* TASK PROMPT
Transcribe the entries below exactly; leave every image out.

Saved entries:
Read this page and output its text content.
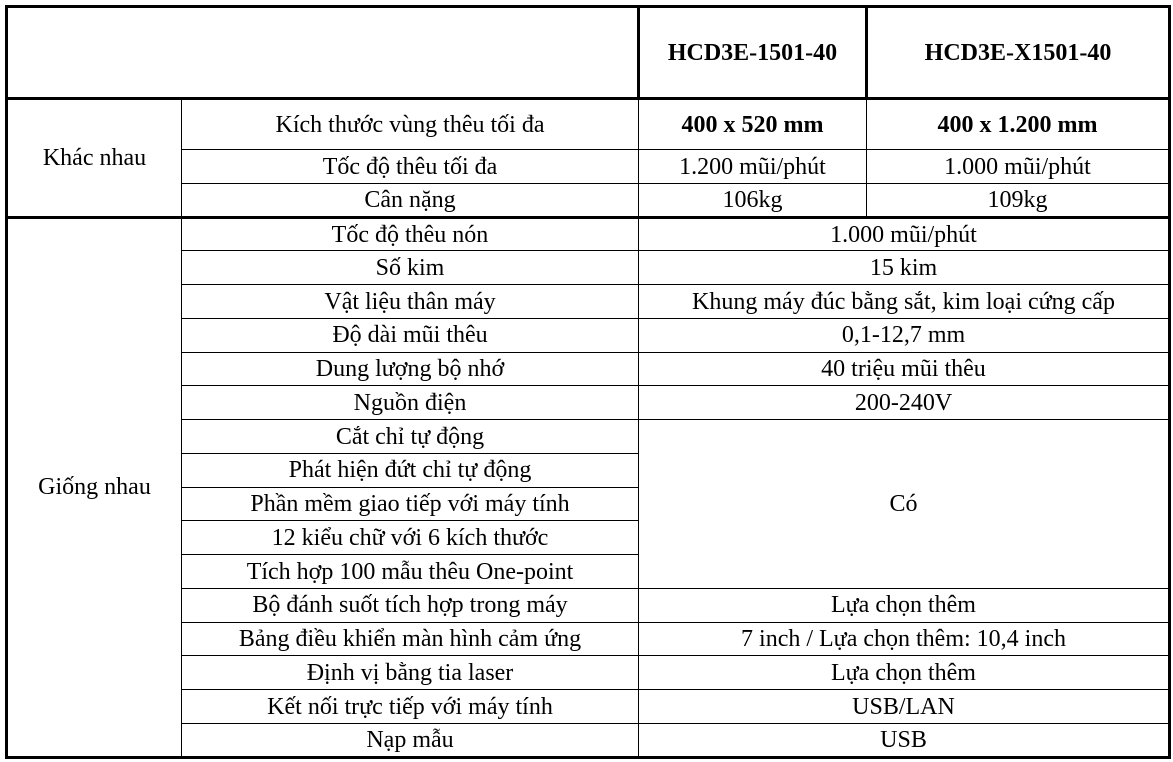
		HCD3E-1501-40	HCD3E-X1501-40
Khác nhau	Kích thước vùng thêu tối đa	400 x 520 mm	400 x 1.200 mm
	Tốc độ thêu tối đa	1.200 mũi/phút	1.000 mũi/phút
	Cân nặng	106kg	109kg
Giống nhau	Tốc độ thêu nón	1.000 mũi/phút	
	Số kim	15 kim	
	Vật liệu thân máy	Khung máy đúc bằng sắt, kim loại cứng cấp	
	Độ dài mũi thêu	0,1-12,7 mm	
	Dung lượng bộ nhớ	40 triệu mũi thêu	
	Nguồn điện	200-240V	
	Cắt chỉ tự động	Có	
	Phát hiện đứt chỉ tự động		
	Phần mềm giao tiếp với máy tính		
	12 kiểu chữ với 6 kích thước		
	Tích hợp 100 mẫu thêu One-point		
	Bộ đánh suốt tích hợp trong máy	Lựa chọn thêm	
	Bảng điều khiển màn hình cảm ứng	7 inch / Lựa chọn thêm: 10,4 inch	
	Định vị bằng tia laser	Lựa chọn thêm	
	Kết nối trực tiếp với máy tính	USB/LAN	
	Nạp mẫu	USB	
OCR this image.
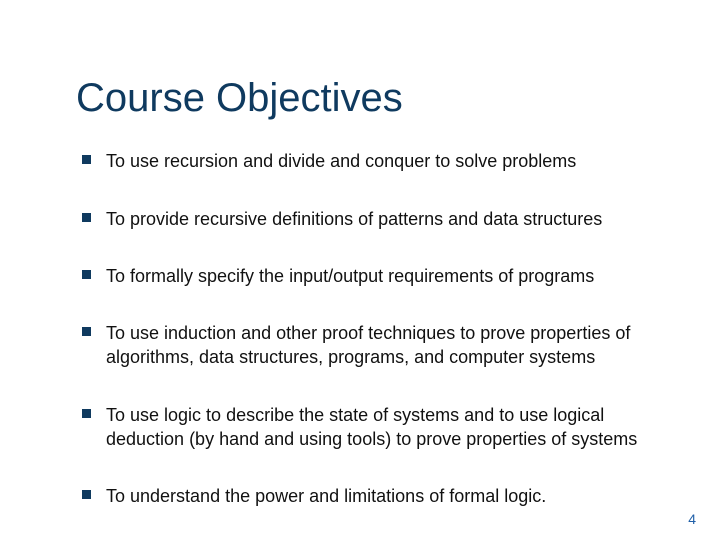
Course Objectives
To use recursion and divide and conquer to solve problems
To provide recursive definitions of patterns and data structures
To formally specify the input/output requirements of programs
To use induction and other proof techniques to prove properties of
algorithms, data structures, programs, and computer systems
To use logic to describe the state of systems and to use logical
deduction (by hand and using tools) to prove properties of systems
To understand the power and limitations of formal logic.
4
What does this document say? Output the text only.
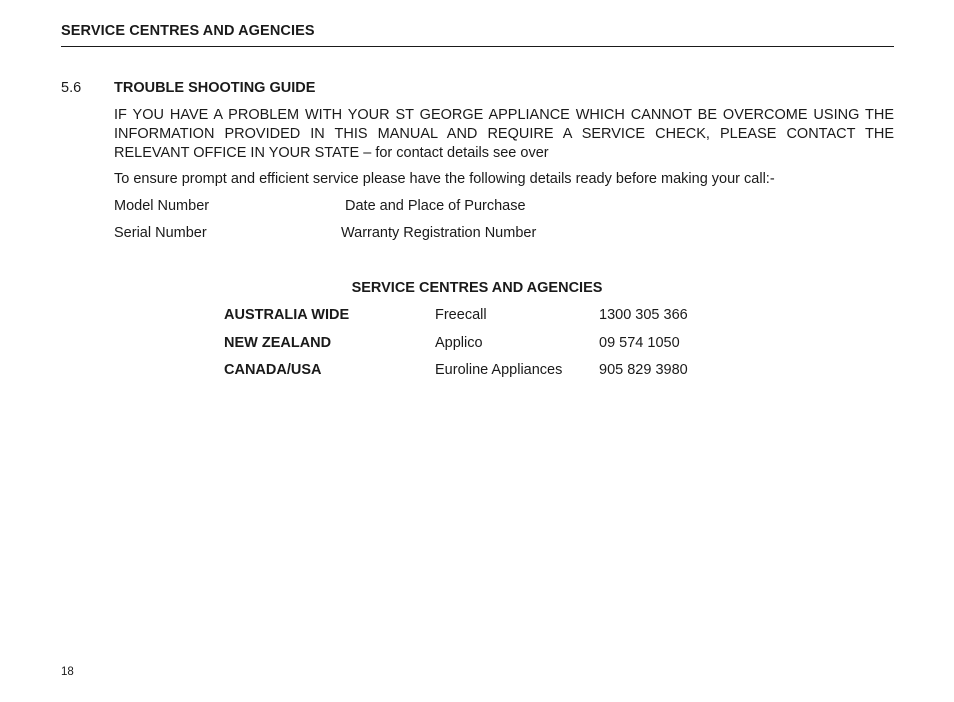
SERVICE CENTRES AND AGENCIES
5.6 TROUBLE SHOOTING GUIDE

IF YOU HAVE A PROBLEM WITH YOUR ST GEORGE APPLIANCE WHICH CANNOT BE OVERCOME USING THE INFORMATION PROVIDED IN THIS MANUAL AND REQUIRE A SERVICE CHECK, PLEASE CONTACT THE RELEVANT OFFICE IN YOUR STATE – for contact details see over

To ensure prompt and efficient service please have the following details ready before making your call:-

Model Number	Date and Place of Purchase
Serial Number	Warranty Registration Number
SERVICE CENTRES AND AGENCIES
AUSTRALIA WIDE	Freecall	1300 305 366
NEW ZEALAND	Applico	09 574 1050
CANADA/USA	Euroline Appliances	905 829 3980
18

* FULL ANSWER
Read this page and output its text content.
		HCD3E-1501-40	HCD3E-X1501-40
Khác nhau	Kích thước vùng thêu tối đa	400 x 520 mm	400 x 1.200 mm
	Tốc độ thêu tối đa	1.200 mũi/phút	1.000 mũi/phút
	Cân nặng	106kg	109kg
Giống nhau	Tốc độ thêu nón	1.000 mũi/phút	
	Số kim	15 kim	
	Vật liệu thân máy	Khung máy đúc bằng sắt, kim loại cứng cấp	
	Độ dài mũi thêu	0,1-12,7 mm	
	Dung lượng bộ nhớ	40 triệu mũi thêu	
	Nguồn điện	200-240V	
	Cắt chỉ tự động	Có	
	Phát hiện đứt chỉ tự động		
	Phần mềm giao tiếp với máy tính		
	12 kiểu chữ với 6 kích thước		
	Tích hợp 100 mẫu thêu One-point		
	Bộ đánh suốt tích hợp trong máy	Lựa chọn thêm	
	Bảng điều khiển màn hình cảm ứng	7 inch / Lựa chọn thêm: 10,4 inch	
	Định vị bằng tia laser	Lựa chọn thêm	
	Kết nối trực tiếp với máy tính	USB/LAN	
	Nạp mẫu	USB	
OCR this image.
Course Objectives
To use recursion and divide and conquer to solve problems
To provide recursive definitions of patterns and data structures
To formally specify the input/output requirements of programs
To use induction and other proof techniques to prove properties of
algorithms, data structures, programs, and computer systems
To use logic to describe the state of systems and to use logical
deduction (by hand and using tools) to prove properties of systems
To understand the power and limitations of formal logic.
4
What does this document say? Output the text only.
SERVICE CENTRES AND AGENCIES
5.6 TROUBLE SHOOTING GUIDE

IF YOU HAVE A PROBLEM WITH YOUR ST GEORGE APPLIANCE WHICH CANNOT BE OVERCOME USING THE INFORMATION PROVIDED IN THIS MANUAL AND REQUIRE A SERVICE CHECK, PLEASE CONTACT THE RELEVANT OFFICE IN YOUR STATE – for contact details see over

To ensure prompt and efficient service please have the following details ready before making your call:-

Model Number	Date and Place of Purchase
Serial Number	Warranty Registration Number
SERVICE CENTRES AND AGENCIES
AUSTRALIA WIDE	Freecall	1300 305 366
NEW ZEALAND	Applico	09 574 1050
CANADA/USA	Euroline Appliances	905 829 3980
18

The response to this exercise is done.